*Instruction*.
Go through the records and extract every line with the word "title".

*Available records*.
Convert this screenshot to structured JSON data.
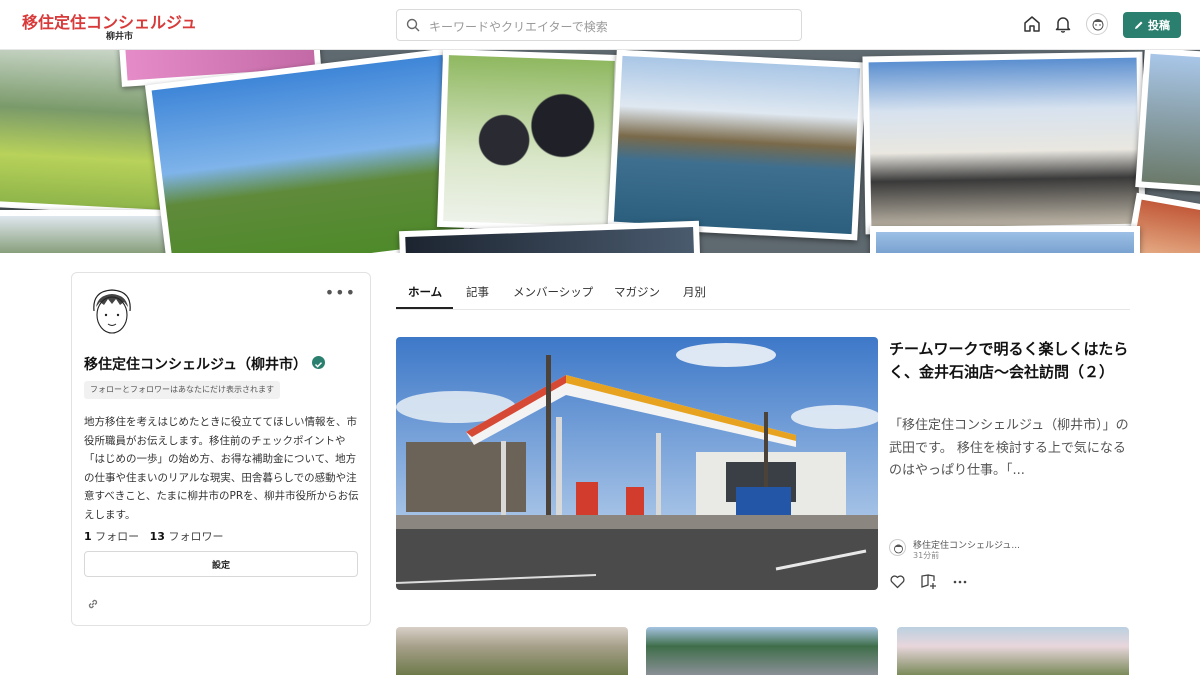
{
  "header": {
    "logo_text": "移住定住コンシェルジュ",
    "logo_sub": "柳井市",
    "search_placeholder": "キーワードやクリエイターで検索",
    "post_label": "投稿",
    "icons": [
      "home-icon",
      "bell-icon",
      "user-avatar",
      "pencil-icon"
    ]
  },
  "profile": {
    "name": "移住定住コンシェルジュ（柳井市）",
    "follow_note": "フォローとフォロワーはあなたにだけ表示されます",
    "description": "地方移住を考えはじめたときに役立ててほしい情報を、市役所職員がお伝えします。移住前のチェックポイントや「はじめの一歩」の始め方、お得な補助金について、地方の仕事や住まいのリアルな現実、田舎暮らしでの感動や注意すべきこと、たまに柳井市のPRを、柳井市役所からお伝えします。",
    "following_count": "1",
    "following_label": "フォロー",
    "followers_count": "13",
    "followers_label": "フォロワー",
    "settings_label": "設定",
    "more_label": "•••"
  },
  "tabs": [
    {
      "label": "ホーム",
      "active": true
    },
    {
      "label": "記事",
      "active": false
    },
    {
      "label": "メンバーシップ",
      "active": false
    },
    {
      "label": "マガジン",
      "active": false
    },
    {
      "label": "月別",
      "active": false
    }
  ],
  "featured": {
    "title": "チームワークで明るく楽しくはたらく、金井石油店～会社訪問（２）",
    "excerpt": "「移住定住コンシェルジュ（柳井市）」の武田です。 移住を検討する上で気になるのはやっぱり仕事。「...",
    "author": "移住定住コンシェルジュ...",
    "time": "31分前"
  },
  "colors": {
    "accent": "#2a7f6f",
    "border": "#e2e2e2"
  }
}
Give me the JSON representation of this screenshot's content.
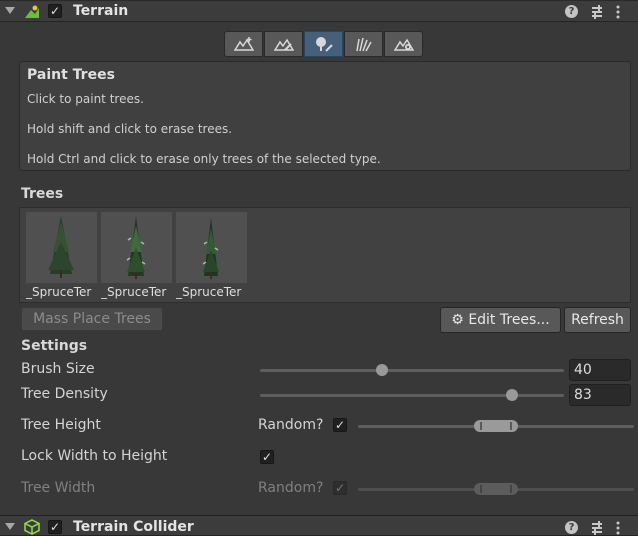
{
  "terrain_header": {
    "title": "Terrain",
    "enabled": true,
    "icons": [
      "terrain-icon",
      "help-icon",
      "presets-icon",
      "kebab-menu-icon"
    ]
  },
  "toolbar": {
    "tools": [
      {
        "name": "create-neighbor-terrains-tool"
      },
      {
        "name": "paint-terrain-tool"
      },
      {
        "name": "paint-trees-tool",
        "active": true
      },
      {
        "name": "paint-details-tool"
      },
      {
        "name": "terrain-settings-tool"
      }
    ]
  },
  "helpbox": {
    "title": "Paint Trees",
    "line1": "Click to paint trees.",
    "line2": "Hold shift and click to erase trees.",
    "line3": "Hold Ctrl and click to erase only trees of the selected type."
  },
  "trees": {
    "label": "Trees",
    "items": [
      {
        "caption": "_SpruceTer"
      },
      {
        "caption": "_SpruceTer"
      },
      {
        "caption": "_SpruceTer"
      }
    ]
  },
  "buttons": {
    "mass_place": "Mass Place Trees",
    "edit_trees": "Edit Trees...",
    "refresh": "Refresh"
  },
  "settings": {
    "label": "Settings",
    "brush_size_label": "Brush Size",
    "brush_size_value": "40",
    "brush_size_fraction": 0.4,
    "tree_density_label": "Tree Density",
    "tree_density_value": "83",
    "tree_density_fraction": 0.83,
    "tree_height_label": "Tree Height",
    "tree_height_random_label": "Random?",
    "tree_height_random": true,
    "lock_width_label": "Lock Width to Height",
    "lock_width": true,
    "tree_width_label": "Tree Width",
    "tree_width_random_label": "Random?",
    "tree_width_random": true
  },
  "collider_header": {
    "title": "Terrain Collider",
    "enabled": true
  }
}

*Answer to the task*.
    "title": "チームワークで明るく楽しくはたらく、金井石油店～会社訪問（２）",
    "title": "Terrain",
    "title": "Paint Trees",
    "title": "Terrain Collider",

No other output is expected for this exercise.